**Stated task:** Copy each line containing the word "Classification" from the records that follow, please.

**Exercise data:**
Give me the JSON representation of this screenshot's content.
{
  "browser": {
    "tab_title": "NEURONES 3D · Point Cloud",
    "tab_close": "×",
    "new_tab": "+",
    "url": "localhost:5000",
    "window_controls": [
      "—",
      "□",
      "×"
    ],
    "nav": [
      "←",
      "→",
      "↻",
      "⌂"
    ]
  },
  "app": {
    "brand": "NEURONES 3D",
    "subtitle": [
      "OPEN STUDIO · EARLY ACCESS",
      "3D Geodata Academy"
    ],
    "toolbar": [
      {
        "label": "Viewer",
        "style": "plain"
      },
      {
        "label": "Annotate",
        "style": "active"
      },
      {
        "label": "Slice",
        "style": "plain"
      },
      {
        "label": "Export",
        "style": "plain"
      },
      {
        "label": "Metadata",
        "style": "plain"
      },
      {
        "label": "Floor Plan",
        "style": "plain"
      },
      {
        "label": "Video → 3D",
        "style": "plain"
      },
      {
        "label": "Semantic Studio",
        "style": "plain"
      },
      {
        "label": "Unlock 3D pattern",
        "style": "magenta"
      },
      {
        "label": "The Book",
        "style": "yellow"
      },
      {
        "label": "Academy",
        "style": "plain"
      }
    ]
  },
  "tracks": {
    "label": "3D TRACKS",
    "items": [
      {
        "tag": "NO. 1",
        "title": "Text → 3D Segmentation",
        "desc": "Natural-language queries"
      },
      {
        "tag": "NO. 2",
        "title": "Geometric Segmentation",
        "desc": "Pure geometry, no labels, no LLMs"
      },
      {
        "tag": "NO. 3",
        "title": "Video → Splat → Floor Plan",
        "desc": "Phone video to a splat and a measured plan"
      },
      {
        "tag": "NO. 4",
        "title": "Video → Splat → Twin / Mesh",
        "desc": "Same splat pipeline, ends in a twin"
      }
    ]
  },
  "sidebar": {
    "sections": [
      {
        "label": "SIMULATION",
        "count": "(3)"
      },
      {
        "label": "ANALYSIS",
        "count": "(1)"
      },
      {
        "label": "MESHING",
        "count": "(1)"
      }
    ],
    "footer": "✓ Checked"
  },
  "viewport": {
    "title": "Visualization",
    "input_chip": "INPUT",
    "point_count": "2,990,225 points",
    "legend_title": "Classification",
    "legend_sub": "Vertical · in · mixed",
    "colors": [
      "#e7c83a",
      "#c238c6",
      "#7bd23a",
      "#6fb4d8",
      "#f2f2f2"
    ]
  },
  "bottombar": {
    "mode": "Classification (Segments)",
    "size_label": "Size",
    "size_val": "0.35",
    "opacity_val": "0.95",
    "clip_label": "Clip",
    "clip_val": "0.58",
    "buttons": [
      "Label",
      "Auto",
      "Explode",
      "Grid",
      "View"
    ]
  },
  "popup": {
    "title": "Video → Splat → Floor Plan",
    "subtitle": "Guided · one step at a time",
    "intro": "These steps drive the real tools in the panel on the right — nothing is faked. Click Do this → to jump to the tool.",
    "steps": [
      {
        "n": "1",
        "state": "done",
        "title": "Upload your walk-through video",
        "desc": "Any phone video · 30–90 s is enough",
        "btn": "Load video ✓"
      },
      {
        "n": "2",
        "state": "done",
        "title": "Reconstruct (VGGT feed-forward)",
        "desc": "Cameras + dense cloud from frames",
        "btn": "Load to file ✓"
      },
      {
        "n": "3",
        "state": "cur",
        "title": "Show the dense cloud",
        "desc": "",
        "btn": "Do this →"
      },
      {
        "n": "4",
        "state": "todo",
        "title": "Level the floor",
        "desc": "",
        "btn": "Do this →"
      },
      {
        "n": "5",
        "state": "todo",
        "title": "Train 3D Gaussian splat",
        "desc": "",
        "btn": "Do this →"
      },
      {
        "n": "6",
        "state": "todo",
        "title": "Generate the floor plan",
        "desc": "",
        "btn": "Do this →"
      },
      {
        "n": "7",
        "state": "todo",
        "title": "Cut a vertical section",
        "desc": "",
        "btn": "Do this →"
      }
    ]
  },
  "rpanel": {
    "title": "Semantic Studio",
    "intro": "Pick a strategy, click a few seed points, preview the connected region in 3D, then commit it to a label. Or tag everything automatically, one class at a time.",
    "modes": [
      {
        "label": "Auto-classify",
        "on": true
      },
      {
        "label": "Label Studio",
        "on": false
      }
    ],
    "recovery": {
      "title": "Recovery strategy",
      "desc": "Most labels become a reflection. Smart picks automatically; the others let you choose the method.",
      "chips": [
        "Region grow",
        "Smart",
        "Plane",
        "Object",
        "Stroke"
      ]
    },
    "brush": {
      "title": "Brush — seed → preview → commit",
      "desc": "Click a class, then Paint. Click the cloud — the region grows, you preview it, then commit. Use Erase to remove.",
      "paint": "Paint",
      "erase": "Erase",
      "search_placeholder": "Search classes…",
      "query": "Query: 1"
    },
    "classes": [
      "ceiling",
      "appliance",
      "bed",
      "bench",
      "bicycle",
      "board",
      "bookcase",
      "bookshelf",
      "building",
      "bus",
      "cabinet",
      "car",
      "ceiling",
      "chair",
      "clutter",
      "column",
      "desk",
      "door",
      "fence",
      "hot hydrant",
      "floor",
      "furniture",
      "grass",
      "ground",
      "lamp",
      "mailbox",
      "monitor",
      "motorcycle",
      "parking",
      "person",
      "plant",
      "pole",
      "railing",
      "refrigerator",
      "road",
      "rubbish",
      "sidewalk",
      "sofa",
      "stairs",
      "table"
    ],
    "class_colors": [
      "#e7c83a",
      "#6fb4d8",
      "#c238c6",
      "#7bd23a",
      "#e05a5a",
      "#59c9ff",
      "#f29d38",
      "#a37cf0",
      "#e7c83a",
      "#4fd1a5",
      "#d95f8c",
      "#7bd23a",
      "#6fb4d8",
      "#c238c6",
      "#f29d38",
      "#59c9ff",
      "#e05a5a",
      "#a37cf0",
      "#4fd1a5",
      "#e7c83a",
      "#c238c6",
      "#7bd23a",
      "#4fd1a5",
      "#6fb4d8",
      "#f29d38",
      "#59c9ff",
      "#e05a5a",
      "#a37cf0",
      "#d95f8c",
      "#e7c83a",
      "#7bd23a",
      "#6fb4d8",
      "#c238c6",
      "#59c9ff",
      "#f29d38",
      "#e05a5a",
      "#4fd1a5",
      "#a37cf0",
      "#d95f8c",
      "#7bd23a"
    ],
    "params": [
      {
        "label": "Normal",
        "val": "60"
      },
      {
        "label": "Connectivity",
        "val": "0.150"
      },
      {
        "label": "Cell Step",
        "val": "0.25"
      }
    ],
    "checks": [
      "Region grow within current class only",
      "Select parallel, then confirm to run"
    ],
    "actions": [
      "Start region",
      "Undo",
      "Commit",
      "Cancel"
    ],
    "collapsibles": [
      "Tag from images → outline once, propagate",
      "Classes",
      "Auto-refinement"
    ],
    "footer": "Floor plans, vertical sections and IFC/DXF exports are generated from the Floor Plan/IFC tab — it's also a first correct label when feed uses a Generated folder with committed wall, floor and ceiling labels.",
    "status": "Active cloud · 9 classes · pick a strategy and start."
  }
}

**Result of this exercise:**
    "legend_title": "Classification",
    "mode": "Classification (Segments)",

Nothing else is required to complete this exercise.